** START OF Provided records **
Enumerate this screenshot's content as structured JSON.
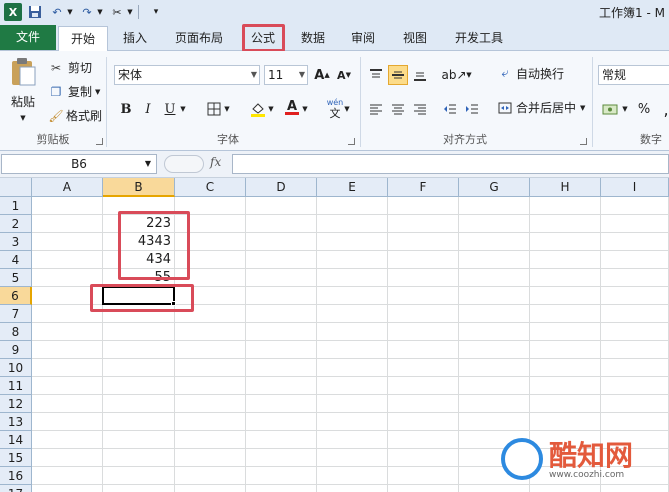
{
  "window": {
    "title": "工作簿1 - M"
  },
  "tabs": {
    "file": "文件",
    "home": "开始",
    "insert": "插入",
    "page_layout": "页面布局",
    "formulas": "公式",
    "data": "数据",
    "review": "审阅",
    "view": "视图",
    "developer": "开发工具"
  },
  "clipboard": {
    "paste": "粘贴",
    "cut": "剪切",
    "copy": "复制",
    "format_painter": "格式刷",
    "label": "剪贴板"
  },
  "font": {
    "name": "宋体",
    "size": "11",
    "label": "字体",
    "bold": "B",
    "italic": "I",
    "underline": "U",
    "wen": "wén",
    "zi": "文"
  },
  "alignment": {
    "wrap_text": "自动换行",
    "merge_center": "合并后居中",
    "label": "对齐方式"
  },
  "number": {
    "format": "常规",
    "label": "数字",
    "percent": "%"
  },
  "formula_bar": {
    "name_box": "B6",
    "fx": "fx",
    "content": ""
  },
  "sheet": {
    "columns": [
      "A",
      "B",
      "C",
      "D",
      "E",
      "F",
      "G",
      "H",
      "I"
    ],
    "selected_column": "B",
    "rows": [
      "1",
      "2",
      "3",
      "4",
      "5",
      "6",
      "7",
      "8",
      "9",
      "10",
      "11",
      "12",
      "13",
      "14",
      "15",
      "16",
      "17"
    ],
    "selected_row": "6",
    "active_cell": "B6",
    "cells": {
      "B2": "223",
      "B3": "4343",
      "B4": "434",
      "B5": "55"
    }
  },
  "watermark": {
    "brand": "酷知网",
    "url": "www.coozhi.com"
  },
  "colors": {
    "file_tab": "#1f7a44",
    "highlight_box": "#d94b59",
    "header_bg": "#e4ecf7",
    "selected_header": "#f9d99a"
  }
}
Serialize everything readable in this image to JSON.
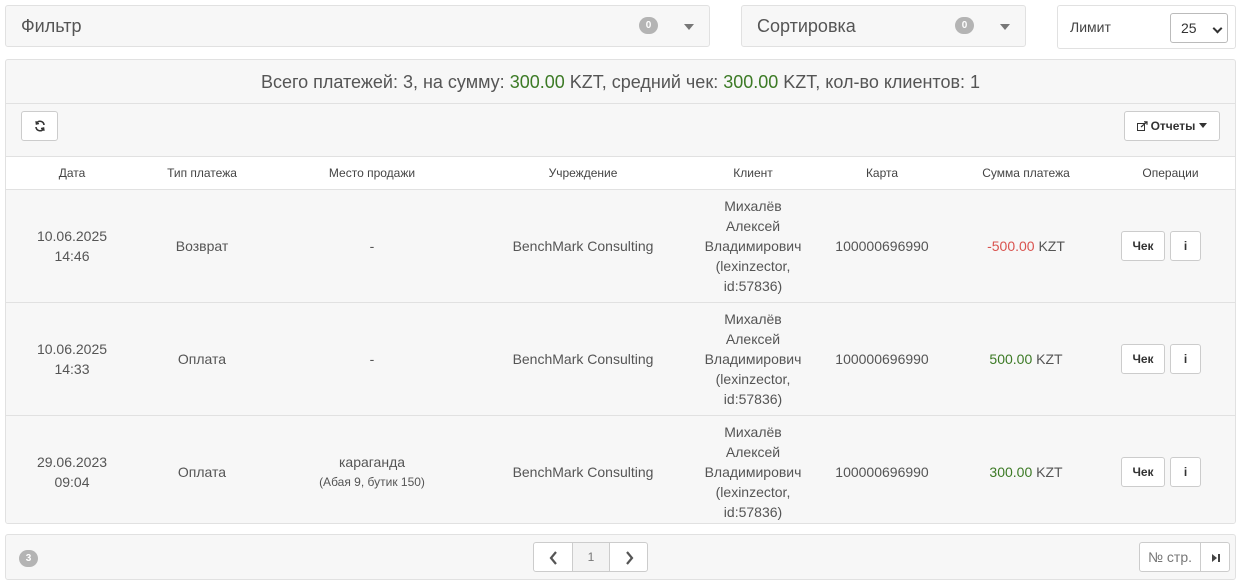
** END OF Provided records **
» Requirements
List the lines of the records where "JSON" occurs.

» Response to this task
Enumerate this screenshot's content as structured JSON.
Serialize everything readable in this image to JSON.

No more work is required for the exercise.